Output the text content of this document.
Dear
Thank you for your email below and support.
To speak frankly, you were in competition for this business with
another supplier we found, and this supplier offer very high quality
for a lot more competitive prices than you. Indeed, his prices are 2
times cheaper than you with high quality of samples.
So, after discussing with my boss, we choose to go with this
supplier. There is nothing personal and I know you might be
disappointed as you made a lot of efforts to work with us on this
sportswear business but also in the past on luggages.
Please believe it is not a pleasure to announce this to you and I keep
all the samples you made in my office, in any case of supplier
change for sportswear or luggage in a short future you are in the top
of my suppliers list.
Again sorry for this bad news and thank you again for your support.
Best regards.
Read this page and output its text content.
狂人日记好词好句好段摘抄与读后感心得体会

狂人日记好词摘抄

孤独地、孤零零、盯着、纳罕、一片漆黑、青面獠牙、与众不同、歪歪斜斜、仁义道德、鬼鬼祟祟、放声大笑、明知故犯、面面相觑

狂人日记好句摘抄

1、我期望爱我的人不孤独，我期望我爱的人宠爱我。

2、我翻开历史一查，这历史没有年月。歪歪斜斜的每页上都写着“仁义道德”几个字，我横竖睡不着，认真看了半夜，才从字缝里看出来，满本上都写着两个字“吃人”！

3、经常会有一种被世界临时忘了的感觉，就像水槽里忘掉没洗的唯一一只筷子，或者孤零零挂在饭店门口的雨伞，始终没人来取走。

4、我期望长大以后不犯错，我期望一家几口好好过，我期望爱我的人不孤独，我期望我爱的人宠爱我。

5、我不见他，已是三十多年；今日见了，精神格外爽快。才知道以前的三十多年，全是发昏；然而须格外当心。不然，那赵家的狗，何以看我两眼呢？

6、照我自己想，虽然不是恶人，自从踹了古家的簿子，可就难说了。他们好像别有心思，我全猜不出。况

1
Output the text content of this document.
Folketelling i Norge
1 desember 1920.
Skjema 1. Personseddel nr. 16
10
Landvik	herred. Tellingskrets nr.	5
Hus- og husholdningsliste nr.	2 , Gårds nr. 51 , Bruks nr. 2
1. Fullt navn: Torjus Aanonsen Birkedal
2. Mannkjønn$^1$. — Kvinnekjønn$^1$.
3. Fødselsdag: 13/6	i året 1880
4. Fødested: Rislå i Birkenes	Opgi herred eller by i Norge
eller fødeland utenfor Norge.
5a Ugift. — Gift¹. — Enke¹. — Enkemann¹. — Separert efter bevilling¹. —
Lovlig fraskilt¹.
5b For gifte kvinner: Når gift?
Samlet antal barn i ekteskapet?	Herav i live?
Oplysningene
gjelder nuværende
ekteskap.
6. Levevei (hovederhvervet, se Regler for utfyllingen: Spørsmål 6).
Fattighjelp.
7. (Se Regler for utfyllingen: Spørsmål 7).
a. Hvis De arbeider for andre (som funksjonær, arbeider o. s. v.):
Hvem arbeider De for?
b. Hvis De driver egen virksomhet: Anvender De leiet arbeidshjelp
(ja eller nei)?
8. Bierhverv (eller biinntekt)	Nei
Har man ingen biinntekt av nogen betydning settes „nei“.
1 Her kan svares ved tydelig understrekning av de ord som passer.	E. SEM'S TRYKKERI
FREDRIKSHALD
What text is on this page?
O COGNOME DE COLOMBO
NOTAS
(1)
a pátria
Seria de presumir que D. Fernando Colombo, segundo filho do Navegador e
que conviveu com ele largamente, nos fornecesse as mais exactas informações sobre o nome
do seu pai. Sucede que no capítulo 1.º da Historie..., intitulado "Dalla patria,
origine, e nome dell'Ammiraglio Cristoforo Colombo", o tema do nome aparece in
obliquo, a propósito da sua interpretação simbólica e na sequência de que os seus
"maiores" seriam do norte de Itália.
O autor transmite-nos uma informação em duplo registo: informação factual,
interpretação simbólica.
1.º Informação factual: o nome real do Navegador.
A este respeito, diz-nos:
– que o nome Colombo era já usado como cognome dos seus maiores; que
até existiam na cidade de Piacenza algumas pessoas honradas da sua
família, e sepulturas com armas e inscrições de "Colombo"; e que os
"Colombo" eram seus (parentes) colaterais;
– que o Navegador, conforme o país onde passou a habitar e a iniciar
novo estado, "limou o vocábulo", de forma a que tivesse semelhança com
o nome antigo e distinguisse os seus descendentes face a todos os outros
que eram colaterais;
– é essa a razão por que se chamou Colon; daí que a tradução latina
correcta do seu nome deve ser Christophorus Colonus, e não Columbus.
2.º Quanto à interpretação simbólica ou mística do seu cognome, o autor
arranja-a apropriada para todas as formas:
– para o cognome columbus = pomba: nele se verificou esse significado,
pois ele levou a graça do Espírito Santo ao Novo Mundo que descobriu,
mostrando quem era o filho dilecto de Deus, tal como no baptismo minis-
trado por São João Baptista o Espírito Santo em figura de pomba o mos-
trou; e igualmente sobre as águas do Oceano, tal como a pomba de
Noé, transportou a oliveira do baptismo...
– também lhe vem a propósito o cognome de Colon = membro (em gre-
========
YOUR GOAL: Search the entries for the word "Hvis", then list each line that holds it.

CORRECT OUTPUT:
a. Hvis De arbeider for andre (som funksjonær, arbeider o. s. v.):
b. Hvis De driver egen virksomhet: Anvender De leiet arbeidshjelp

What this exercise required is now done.